··· Extracted data ···
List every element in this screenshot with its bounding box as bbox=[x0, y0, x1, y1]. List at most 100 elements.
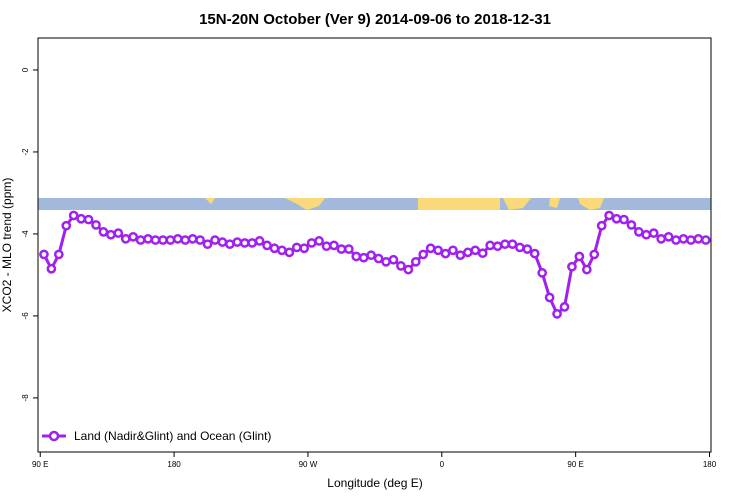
data-point bbox=[336, 244, 347, 254]
data-point bbox=[150, 235, 161, 245]
data-point bbox=[529, 248, 540, 259]
data-point bbox=[366, 250, 377, 261]
x-tick-label: 180 bbox=[703, 460, 717, 469]
data-point bbox=[589, 249, 600, 260]
data-point bbox=[648, 228, 659, 238]
map-strip bbox=[38, 198, 711, 210]
data-point bbox=[693, 234, 704, 244]
data-point bbox=[462, 247, 473, 258]
land bbox=[205, 198, 215, 204]
data-point bbox=[225, 239, 235, 250]
data-point bbox=[425, 243, 436, 254]
legend: Land (Nadir&Glint) and Ocean (Glint) bbox=[42, 429, 271, 443]
data-point bbox=[373, 253, 384, 264]
data-point bbox=[91, 220, 101, 230]
data-point bbox=[143, 234, 153, 244]
data-point bbox=[500, 239, 510, 250]
data-point bbox=[522, 244, 533, 254]
data-point bbox=[299, 243, 310, 254]
data-point bbox=[448, 245, 458, 256]
data-point bbox=[172, 234, 183, 244]
y-tick-label: -2 bbox=[21, 148, 30, 156]
data-point bbox=[619, 214, 629, 225]
ocean-strip bbox=[38, 198, 711, 210]
data-point bbox=[46, 263, 57, 274]
y-tick-label: -8 bbox=[21, 394, 30, 402]
y-tick-label: -6 bbox=[21, 312, 30, 320]
data-point bbox=[61, 220, 72, 231]
data-point bbox=[604, 210, 614, 221]
x-tick-label: 180 bbox=[167, 460, 181, 469]
data-point bbox=[351, 251, 362, 262]
data-point bbox=[544, 292, 555, 303]
data-point bbox=[485, 240, 495, 251]
x-tick-label: 90 E bbox=[567, 460, 583, 469]
land bbox=[285, 198, 325, 210]
data-point bbox=[492, 241, 503, 252]
data-point bbox=[210, 235, 220, 245]
data-point bbox=[671, 235, 681, 245]
data-point bbox=[552, 309, 562, 319]
data-point bbox=[410, 256, 421, 267]
data-point bbox=[262, 240, 272, 251]
data-point bbox=[678, 234, 689, 244]
data-point bbox=[418, 249, 429, 260]
y-tick-label: -4 bbox=[21, 230, 30, 238]
data-point bbox=[180, 235, 191, 245]
data-point bbox=[396, 261, 406, 271]
data-point bbox=[135, 235, 146, 245]
data-point bbox=[581, 264, 592, 275]
x-tick-label: 90 W bbox=[299, 460, 318, 469]
data-point bbox=[106, 229, 116, 240]
data-point bbox=[381, 256, 391, 267]
data-point bbox=[269, 243, 280, 254]
land bbox=[578, 198, 604, 210]
data-point bbox=[567, 261, 577, 272]
y-axis-label: XCO2 - MLO trend (ppm) bbox=[0, 178, 14, 313]
data-point bbox=[53, 249, 64, 260]
data-point bbox=[321, 241, 332, 252]
data-point bbox=[187, 234, 198, 244]
data-point bbox=[537, 268, 548, 278]
legend-marker bbox=[48, 430, 60, 442]
data-point bbox=[626, 220, 637, 230]
data-point bbox=[574, 251, 585, 262]
data-point bbox=[284, 247, 295, 258]
data-point bbox=[596, 220, 607, 231]
data-point bbox=[39, 249, 49, 260]
data-point bbox=[656, 234, 667, 244]
land bbox=[549, 198, 560, 208]
data-point bbox=[403, 264, 414, 275]
data-point bbox=[291, 242, 302, 253]
data-point bbox=[314, 236, 324, 246]
plot-frame bbox=[37, 37, 712, 453]
data-point bbox=[477, 248, 488, 259]
data-point bbox=[470, 245, 481, 256]
land bbox=[418, 198, 500, 210]
legend-label: Land (Nadir&Glint) and Ocean (Glint) bbox=[74, 429, 271, 443]
y-tick-label: 0 bbox=[21, 67, 30, 72]
data-point bbox=[195, 235, 205, 245]
series-line bbox=[42, 213, 707, 317]
x-axis-label: Longitude (deg E) bbox=[327, 476, 422, 490]
data-point bbox=[611, 213, 622, 224]
data-point bbox=[113, 228, 124, 238]
data-point bbox=[83, 214, 94, 225]
data-point bbox=[254, 236, 265, 246]
data-point bbox=[202, 239, 213, 250]
land bbox=[503, 198, 531, 210]
data-point bbox=[120, 234, 131, 244]
data-point bbox=[239, 238, 250, 248]
x-tick-label: 90 E bbox=[32, 460, 48, 469]
data-point bbox=[358, 252, 369, 263]
data-point bbox=[306, 238, 317, 248]
data-point bbox=[634, 227, 644, 237]
data-point bbox=[440, 248, 451, 259]
data-point bbox=[68, 210, 79, 221]
data-point bbox=[329, 240, 339, 251]
data-point bbox=[232, 237, 243, 247]
data-point bbox=[686, 235, 696, 245]
data-point bbox=[455, 250, 466, 261]
data-point bbox=[507, 239, 518, 250]
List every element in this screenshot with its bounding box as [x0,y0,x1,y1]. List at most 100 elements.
···
● What is required: Find each line in the records above that contains the word "elements", and copy out every such line.

● Response to the exercise:
List every element in this screenshot with its bounding box as bbox=[x0, y0, x1, y1]. List at most 100 elements.
List every element in this screenshot with its bounding box as [x0,y0,x1,y1]. List at most 100 elements.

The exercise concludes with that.